▶ **SHORT EXERCISE**: Extract the lines that carry the string "Dreßden" from the listing.

[BEGIN GIVEN INFORMATION]

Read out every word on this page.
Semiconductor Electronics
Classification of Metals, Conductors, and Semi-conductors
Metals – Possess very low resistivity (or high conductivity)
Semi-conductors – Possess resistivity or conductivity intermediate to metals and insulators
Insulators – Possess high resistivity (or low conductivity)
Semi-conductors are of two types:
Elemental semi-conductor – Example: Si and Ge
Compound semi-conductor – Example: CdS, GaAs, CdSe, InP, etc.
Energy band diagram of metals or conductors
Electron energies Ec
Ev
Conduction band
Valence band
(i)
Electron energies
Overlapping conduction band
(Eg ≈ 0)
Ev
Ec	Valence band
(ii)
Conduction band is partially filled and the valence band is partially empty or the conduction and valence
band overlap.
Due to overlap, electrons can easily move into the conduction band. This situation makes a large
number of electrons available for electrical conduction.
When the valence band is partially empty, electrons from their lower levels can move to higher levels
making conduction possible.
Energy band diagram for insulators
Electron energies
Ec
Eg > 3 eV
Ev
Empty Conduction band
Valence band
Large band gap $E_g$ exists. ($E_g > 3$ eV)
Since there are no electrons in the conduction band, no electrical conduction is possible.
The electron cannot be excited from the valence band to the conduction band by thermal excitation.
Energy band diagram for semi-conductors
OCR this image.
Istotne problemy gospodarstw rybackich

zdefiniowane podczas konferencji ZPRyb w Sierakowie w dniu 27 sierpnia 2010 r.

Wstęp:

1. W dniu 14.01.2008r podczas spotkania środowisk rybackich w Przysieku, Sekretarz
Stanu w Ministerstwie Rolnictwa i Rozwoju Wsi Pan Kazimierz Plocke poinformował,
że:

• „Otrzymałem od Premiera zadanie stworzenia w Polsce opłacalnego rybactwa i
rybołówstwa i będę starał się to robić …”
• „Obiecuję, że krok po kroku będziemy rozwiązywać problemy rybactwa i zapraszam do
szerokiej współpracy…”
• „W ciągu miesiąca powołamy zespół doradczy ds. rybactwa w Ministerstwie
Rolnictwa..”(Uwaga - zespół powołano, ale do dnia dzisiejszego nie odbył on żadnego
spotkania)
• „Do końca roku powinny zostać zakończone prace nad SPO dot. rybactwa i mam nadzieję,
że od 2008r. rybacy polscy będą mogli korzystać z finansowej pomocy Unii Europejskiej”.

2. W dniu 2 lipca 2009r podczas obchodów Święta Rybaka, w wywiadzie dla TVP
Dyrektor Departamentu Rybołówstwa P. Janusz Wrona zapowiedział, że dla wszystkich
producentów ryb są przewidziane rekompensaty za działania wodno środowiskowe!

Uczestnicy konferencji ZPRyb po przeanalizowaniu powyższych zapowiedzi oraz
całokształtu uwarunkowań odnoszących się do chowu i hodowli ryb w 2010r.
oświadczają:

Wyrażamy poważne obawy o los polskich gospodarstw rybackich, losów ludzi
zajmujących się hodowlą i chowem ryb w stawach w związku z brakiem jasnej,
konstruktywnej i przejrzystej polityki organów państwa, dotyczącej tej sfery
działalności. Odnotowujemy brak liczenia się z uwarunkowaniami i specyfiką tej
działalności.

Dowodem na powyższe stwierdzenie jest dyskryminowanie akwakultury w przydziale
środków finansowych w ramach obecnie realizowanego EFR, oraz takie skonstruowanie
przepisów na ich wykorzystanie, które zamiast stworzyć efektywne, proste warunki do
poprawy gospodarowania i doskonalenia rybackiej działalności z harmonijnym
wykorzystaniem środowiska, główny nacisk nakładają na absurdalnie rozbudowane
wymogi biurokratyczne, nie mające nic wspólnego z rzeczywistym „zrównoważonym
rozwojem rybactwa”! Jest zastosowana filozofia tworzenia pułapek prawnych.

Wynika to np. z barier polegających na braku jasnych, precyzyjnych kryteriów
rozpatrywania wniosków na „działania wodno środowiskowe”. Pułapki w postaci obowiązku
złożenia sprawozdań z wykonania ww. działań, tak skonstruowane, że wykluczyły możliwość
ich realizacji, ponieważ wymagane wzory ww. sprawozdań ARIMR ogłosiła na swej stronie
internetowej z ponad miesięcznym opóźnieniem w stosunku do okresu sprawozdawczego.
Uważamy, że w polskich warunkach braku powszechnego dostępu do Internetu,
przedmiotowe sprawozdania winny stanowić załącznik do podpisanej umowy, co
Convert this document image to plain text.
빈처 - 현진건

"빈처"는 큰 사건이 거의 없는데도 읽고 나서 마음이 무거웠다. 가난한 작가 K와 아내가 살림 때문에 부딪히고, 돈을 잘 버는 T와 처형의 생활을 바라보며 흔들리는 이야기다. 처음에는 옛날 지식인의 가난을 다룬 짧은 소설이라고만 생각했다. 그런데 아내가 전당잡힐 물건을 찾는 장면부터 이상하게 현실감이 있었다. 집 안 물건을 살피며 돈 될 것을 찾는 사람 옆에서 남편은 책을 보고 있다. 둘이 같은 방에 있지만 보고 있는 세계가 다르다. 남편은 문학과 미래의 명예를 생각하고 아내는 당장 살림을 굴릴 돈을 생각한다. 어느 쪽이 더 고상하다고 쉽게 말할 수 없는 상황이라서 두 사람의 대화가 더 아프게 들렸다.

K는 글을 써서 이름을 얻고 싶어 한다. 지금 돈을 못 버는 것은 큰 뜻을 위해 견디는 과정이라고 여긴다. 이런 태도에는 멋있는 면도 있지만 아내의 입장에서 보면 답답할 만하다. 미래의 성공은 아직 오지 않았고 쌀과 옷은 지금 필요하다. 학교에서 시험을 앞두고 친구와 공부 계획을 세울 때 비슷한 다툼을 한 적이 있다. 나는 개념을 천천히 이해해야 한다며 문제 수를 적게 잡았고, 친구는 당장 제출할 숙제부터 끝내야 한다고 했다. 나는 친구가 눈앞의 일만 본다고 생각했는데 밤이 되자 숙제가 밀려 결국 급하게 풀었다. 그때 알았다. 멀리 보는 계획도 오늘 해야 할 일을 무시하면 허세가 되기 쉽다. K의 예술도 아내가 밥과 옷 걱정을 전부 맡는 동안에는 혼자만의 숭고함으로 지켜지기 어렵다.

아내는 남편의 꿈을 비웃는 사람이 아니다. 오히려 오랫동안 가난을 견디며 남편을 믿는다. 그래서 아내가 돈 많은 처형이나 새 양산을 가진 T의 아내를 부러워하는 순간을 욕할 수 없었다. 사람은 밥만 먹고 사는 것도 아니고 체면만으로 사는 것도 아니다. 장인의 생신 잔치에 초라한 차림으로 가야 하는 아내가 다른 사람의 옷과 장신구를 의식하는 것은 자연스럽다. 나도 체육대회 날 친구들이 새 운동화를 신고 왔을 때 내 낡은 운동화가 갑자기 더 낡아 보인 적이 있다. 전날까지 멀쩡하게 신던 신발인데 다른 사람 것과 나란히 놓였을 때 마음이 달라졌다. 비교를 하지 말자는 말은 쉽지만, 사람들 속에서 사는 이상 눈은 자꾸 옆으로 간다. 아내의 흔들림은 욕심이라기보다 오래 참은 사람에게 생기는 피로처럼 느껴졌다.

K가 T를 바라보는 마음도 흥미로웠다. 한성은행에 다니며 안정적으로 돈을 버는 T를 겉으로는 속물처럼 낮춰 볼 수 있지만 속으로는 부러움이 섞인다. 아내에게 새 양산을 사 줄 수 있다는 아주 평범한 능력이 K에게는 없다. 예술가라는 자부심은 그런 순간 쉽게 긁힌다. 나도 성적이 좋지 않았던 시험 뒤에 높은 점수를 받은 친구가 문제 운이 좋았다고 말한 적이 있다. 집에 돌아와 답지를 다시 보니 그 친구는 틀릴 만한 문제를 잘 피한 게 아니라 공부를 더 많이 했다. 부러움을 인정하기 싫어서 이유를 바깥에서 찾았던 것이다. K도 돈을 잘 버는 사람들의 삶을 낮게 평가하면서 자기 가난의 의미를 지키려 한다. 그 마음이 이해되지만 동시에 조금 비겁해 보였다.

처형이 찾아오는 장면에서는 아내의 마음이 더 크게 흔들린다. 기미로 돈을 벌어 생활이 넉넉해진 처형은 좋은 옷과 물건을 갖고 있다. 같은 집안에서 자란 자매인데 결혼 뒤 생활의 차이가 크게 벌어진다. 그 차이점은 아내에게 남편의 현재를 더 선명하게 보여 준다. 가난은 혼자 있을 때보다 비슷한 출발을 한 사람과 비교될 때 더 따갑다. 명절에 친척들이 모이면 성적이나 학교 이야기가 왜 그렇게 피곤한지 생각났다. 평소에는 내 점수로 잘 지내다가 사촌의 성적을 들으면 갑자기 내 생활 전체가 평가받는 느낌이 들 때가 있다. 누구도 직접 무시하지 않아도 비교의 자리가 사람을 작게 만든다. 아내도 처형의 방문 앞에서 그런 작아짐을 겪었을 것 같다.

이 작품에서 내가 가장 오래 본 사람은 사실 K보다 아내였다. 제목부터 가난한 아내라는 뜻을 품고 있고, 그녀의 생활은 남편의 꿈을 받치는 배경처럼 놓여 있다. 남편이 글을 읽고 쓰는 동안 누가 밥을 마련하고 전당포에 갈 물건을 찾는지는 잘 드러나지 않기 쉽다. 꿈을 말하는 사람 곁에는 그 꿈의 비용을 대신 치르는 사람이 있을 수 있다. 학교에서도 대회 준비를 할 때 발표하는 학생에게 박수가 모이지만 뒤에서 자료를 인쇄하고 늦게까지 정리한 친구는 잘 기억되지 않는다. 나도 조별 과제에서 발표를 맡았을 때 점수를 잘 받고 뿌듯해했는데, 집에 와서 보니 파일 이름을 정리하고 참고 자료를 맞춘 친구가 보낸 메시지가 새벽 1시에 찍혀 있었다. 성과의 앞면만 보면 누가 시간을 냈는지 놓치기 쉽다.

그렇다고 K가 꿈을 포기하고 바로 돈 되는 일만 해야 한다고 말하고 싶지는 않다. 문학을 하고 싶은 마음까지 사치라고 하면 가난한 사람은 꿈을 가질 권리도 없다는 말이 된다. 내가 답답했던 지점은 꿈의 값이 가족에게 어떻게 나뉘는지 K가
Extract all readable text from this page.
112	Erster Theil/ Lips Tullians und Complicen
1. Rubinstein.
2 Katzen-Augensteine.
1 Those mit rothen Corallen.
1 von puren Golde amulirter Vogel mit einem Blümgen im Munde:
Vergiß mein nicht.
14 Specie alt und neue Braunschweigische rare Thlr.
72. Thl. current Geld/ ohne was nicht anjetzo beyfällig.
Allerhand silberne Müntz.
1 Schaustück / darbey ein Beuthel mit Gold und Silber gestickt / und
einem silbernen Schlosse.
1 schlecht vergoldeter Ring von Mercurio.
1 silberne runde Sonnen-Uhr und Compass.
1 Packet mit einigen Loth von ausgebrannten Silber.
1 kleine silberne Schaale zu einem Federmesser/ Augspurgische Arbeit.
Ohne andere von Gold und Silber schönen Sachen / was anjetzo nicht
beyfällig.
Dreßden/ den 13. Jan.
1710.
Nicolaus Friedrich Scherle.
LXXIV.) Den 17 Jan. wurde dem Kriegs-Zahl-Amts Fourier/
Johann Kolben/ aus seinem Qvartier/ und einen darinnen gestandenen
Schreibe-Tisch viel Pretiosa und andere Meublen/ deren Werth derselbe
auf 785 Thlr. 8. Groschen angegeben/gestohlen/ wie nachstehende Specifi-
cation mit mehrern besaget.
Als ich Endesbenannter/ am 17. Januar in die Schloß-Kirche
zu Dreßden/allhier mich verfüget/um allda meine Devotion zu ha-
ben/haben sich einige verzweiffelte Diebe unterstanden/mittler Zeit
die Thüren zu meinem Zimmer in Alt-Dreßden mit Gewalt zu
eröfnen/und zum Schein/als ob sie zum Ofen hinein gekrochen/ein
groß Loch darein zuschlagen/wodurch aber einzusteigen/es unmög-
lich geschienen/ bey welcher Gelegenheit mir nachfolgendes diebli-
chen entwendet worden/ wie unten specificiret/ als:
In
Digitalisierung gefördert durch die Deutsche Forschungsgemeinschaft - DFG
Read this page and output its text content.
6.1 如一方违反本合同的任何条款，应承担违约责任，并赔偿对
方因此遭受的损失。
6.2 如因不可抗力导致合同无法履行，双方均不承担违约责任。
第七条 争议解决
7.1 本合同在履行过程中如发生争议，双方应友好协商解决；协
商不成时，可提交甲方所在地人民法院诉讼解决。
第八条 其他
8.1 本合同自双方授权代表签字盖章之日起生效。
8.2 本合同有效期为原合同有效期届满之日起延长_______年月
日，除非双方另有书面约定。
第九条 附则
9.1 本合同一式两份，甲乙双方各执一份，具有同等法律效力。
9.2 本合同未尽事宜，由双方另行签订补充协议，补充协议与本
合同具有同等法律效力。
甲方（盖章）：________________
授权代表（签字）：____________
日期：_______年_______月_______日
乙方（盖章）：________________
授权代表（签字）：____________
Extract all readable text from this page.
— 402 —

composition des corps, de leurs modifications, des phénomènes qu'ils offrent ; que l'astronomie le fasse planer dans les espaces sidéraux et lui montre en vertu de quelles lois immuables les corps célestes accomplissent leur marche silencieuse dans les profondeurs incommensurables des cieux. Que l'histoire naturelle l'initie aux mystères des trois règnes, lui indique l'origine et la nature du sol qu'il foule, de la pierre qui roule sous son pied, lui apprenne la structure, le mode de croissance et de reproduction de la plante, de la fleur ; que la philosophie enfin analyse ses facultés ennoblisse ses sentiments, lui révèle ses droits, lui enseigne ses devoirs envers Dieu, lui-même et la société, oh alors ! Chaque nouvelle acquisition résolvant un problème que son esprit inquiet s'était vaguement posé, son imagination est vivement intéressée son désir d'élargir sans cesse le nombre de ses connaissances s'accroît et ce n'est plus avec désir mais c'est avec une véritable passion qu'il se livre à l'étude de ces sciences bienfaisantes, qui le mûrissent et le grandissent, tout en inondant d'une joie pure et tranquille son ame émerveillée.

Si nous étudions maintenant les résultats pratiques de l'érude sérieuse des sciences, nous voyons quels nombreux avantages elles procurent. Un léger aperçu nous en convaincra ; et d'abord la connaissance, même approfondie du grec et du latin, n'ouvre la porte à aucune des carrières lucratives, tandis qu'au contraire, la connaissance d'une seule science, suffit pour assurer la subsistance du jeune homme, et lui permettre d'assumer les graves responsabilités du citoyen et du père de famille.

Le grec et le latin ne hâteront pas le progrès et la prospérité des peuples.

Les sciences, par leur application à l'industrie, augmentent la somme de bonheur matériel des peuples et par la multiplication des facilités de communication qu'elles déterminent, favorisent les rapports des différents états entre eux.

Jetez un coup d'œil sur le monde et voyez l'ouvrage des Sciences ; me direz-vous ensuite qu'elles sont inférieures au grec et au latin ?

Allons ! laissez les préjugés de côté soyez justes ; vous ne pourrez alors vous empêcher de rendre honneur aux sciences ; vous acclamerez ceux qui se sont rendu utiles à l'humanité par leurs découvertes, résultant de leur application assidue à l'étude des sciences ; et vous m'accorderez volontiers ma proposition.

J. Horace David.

[END GIVEN INFORMATION]

▶ **OUTPUT FOR THIS TASK**:
Dreßden/ den 13. Jan.
zu Dreßden/allhier mich verfüget/um allda meine Devotion zu ha-
die Thüren zu meinem Zimmer in Alt-Dreßden mit Gewalt zu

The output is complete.